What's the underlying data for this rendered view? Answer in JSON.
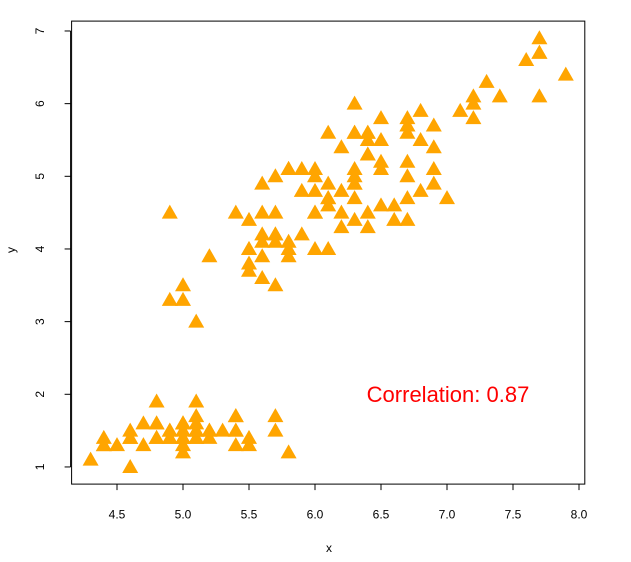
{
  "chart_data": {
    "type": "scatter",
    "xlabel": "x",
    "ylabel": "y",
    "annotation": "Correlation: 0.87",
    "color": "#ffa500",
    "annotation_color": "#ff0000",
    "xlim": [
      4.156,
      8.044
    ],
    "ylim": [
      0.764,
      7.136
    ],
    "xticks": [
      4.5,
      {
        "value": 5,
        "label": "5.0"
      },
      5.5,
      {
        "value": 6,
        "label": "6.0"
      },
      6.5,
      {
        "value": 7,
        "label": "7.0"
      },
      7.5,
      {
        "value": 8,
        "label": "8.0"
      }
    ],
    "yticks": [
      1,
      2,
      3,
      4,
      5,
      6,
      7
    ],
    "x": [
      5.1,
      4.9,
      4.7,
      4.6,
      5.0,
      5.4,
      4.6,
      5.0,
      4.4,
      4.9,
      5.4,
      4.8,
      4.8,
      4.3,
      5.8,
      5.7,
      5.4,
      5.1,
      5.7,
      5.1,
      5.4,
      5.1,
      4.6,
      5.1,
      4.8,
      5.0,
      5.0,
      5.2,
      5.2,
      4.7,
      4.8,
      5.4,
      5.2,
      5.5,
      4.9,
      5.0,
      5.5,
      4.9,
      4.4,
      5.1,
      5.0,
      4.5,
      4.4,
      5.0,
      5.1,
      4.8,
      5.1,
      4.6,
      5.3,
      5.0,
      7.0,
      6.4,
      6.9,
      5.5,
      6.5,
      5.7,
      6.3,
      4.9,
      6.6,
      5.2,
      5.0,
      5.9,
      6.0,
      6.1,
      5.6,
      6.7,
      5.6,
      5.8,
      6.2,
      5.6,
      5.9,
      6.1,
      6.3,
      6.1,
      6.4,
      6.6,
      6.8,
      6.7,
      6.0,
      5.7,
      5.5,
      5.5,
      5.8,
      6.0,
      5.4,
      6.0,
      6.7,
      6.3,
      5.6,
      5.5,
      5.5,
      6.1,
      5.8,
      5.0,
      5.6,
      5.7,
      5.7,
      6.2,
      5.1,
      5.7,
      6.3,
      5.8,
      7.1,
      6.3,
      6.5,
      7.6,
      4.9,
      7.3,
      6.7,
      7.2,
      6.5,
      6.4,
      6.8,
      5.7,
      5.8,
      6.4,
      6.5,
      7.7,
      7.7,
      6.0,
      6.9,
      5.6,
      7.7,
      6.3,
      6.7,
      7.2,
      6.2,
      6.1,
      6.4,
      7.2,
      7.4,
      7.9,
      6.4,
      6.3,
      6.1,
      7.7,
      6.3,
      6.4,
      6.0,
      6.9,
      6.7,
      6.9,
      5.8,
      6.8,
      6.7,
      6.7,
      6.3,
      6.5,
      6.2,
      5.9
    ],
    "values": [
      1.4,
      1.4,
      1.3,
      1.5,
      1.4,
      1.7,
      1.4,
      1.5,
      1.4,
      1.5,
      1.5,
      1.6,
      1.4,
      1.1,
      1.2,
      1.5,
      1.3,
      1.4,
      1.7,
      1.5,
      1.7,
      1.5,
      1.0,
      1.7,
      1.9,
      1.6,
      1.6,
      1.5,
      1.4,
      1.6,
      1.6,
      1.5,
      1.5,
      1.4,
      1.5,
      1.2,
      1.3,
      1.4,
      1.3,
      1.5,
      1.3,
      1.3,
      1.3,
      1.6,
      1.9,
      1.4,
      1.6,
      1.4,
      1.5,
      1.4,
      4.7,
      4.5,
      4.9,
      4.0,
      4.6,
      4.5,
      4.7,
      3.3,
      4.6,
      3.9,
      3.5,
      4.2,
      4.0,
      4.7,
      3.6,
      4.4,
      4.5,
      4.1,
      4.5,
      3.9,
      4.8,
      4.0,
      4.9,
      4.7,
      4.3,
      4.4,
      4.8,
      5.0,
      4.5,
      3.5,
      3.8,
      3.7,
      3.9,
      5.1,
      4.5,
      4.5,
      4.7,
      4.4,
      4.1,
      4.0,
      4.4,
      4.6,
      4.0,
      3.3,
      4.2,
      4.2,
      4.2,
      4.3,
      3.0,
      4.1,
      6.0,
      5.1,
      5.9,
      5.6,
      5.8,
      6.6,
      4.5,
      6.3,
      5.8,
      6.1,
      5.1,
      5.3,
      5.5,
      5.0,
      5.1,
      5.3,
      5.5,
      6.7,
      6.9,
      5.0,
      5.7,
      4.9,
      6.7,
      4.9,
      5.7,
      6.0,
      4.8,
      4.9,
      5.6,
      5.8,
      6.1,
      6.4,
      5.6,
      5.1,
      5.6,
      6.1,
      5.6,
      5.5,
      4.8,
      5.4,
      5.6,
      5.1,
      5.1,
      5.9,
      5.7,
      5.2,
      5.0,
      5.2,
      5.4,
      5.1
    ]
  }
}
• • • •
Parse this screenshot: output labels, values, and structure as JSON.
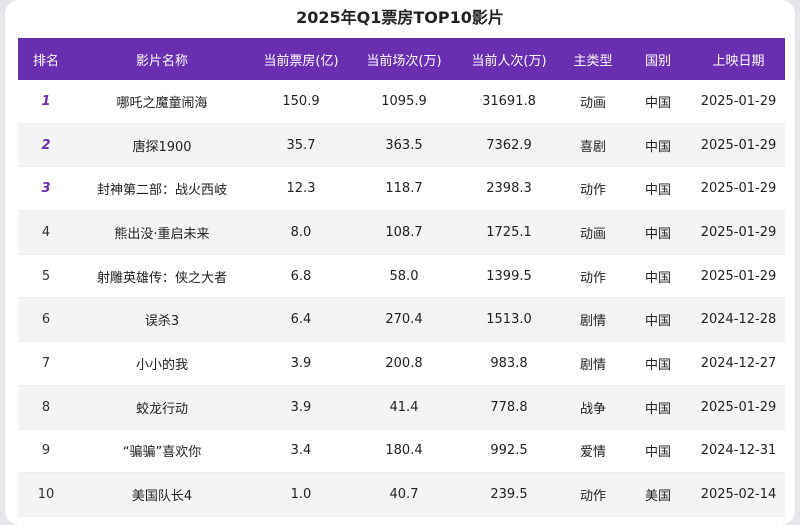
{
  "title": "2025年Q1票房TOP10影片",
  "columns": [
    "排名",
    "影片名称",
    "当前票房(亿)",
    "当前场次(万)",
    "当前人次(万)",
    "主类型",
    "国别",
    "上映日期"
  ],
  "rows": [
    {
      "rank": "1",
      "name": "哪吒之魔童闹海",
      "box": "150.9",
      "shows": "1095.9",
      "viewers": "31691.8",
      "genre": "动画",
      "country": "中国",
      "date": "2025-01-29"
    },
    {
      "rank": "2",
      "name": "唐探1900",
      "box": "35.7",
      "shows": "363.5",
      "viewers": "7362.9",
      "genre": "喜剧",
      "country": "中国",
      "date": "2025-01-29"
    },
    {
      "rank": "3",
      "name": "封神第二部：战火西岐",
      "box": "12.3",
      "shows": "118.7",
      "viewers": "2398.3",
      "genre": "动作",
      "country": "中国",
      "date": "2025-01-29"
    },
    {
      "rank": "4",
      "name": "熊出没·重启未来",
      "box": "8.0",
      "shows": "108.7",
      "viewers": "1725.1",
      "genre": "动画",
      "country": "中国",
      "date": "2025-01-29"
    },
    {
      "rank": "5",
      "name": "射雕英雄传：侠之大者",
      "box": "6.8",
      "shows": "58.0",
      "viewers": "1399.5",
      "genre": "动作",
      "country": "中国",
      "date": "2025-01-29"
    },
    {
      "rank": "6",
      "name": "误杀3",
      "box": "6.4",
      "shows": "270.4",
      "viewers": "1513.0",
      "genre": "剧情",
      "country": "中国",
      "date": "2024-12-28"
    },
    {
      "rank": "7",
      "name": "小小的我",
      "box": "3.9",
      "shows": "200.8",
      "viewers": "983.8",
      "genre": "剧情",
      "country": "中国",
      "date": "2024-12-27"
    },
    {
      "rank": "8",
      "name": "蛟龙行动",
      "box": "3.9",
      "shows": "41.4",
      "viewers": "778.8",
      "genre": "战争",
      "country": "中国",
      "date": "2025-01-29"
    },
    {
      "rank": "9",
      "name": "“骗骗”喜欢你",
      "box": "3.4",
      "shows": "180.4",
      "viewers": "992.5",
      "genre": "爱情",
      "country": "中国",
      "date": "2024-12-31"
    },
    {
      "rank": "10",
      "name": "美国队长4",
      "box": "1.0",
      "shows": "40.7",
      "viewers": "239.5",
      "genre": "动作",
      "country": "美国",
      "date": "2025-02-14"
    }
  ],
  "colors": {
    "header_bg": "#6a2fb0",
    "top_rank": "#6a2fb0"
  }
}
• • • •
Problem description — Your reply is one number: how many lines of the records above contain the word "name".

Response — 10